In the entries below, find the line containing "Transcribe the text in this document.". Copy it and all lines after it, exactly, through the end.

┄┄┄┄┄┄┄┄┄┄

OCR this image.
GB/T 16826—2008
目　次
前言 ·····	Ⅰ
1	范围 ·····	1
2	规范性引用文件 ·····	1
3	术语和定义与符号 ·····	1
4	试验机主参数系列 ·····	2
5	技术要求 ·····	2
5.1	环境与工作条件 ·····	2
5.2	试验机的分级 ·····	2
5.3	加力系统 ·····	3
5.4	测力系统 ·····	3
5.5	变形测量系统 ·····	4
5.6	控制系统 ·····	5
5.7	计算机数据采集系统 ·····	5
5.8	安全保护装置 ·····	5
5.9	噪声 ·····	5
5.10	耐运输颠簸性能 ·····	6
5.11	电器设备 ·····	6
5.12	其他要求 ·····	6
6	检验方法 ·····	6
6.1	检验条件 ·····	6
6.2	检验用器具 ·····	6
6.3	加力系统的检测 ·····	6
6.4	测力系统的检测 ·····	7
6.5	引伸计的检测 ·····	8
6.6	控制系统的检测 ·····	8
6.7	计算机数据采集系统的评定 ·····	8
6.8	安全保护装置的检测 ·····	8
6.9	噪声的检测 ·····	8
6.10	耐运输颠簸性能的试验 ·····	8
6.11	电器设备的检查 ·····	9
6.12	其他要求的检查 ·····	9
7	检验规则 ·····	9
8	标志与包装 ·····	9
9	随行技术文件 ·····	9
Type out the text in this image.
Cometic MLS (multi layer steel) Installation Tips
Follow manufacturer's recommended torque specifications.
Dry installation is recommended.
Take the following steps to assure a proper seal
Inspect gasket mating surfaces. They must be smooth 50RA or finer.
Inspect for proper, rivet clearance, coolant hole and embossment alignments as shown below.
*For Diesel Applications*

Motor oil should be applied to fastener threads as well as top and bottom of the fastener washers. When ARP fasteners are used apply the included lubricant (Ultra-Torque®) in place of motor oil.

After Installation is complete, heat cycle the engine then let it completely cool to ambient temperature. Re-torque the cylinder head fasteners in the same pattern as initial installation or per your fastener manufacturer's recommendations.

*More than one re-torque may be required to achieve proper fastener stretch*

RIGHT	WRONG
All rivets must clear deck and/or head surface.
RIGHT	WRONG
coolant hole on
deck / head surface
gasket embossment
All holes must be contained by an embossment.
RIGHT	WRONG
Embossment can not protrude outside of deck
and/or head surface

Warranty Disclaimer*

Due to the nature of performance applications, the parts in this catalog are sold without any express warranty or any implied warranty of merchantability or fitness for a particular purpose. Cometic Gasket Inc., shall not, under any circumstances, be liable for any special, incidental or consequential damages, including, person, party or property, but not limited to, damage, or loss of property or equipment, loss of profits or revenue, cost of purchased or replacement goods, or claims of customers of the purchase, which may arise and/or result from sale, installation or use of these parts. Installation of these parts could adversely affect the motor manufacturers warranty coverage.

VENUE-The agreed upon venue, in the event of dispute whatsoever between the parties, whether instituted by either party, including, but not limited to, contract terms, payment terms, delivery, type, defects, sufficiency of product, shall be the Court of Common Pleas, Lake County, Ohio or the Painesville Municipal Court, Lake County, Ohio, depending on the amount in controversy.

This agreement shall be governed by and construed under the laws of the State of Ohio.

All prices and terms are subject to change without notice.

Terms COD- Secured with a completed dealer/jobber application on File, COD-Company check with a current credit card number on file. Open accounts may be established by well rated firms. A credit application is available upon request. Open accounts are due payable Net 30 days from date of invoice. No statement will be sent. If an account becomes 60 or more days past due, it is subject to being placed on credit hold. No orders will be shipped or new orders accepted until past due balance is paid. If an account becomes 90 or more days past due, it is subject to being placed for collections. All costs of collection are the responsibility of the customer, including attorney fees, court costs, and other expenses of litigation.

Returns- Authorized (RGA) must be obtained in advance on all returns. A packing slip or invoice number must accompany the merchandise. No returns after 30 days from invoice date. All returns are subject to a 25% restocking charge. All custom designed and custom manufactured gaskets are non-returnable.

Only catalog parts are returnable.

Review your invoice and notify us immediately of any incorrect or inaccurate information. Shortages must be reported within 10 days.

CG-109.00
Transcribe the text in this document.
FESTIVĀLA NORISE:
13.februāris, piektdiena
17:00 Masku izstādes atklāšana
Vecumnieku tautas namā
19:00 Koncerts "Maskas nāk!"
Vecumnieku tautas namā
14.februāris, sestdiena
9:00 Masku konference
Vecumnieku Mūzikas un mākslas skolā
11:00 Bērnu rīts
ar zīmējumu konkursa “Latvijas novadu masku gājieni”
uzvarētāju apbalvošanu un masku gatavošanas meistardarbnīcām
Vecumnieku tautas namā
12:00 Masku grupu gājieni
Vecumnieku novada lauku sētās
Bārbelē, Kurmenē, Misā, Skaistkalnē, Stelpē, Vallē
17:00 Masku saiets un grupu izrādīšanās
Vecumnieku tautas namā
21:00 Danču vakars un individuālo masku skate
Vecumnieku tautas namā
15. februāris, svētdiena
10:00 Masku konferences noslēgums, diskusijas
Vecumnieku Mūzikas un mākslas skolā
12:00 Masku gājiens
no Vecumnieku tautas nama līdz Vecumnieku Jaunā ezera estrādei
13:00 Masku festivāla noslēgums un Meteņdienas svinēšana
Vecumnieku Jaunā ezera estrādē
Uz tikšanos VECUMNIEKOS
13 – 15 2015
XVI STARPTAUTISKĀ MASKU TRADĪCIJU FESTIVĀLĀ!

┄┄┄┄┄┄┄┄┄┄

### Output of the task
Transcribe the text in this document.
FESTIVĀLA NORISE:
13.februāris, piektdiena
17:00 Masku izstādes atklāšana
Vecumnieku tautas namā
19:00 Koncerts "Maskas nāk!"
Vecumnieku tautas namā
14.februāris, sestdiena
9:00 Masku konference
Vecumnieku Mūzikas un mākslas skolā
11:00 Bērnu rīts
ar zīmējumu konkursa “Latvijas novadu masku gājieni”
uzvarētāju apbalvošanu un masku gatavošanas meistardarbnīcām
Vecumnieku tautas namā
12:00 Masku grupu gājieni
Vecumnieku novada lauku sētās
Bārbelē, Kurmenē, Misā, Skaistkalnē, Stelpē, Vallē
17:00 Masku saiets un grupu izrādīšanās
Vecumnieku tautas namā
21:00 Danču vakars un individuālo masku skate
Vecumnieku tautas namā
15. februāris, svētdiena
10:00 Masku konferences noslēgums, diskusijas
Vecumnieku Mūzikas un mākslas skolā
12:00 Masku gājiens
no Vecumnieku tautas nama līdz Vecumnieku Jaunā ezera estrādei
13:00 Masku festivāla noslēgums un Meteņdienas svinēšana
Vecumnieku Jaunā ezera estrādē
Uz tikšanos VECUMNIEKOS
13 – 15 2015
XVI STARPTAUTISKĀ MASKU TRADĪCIJU FESTIVĀLĀ!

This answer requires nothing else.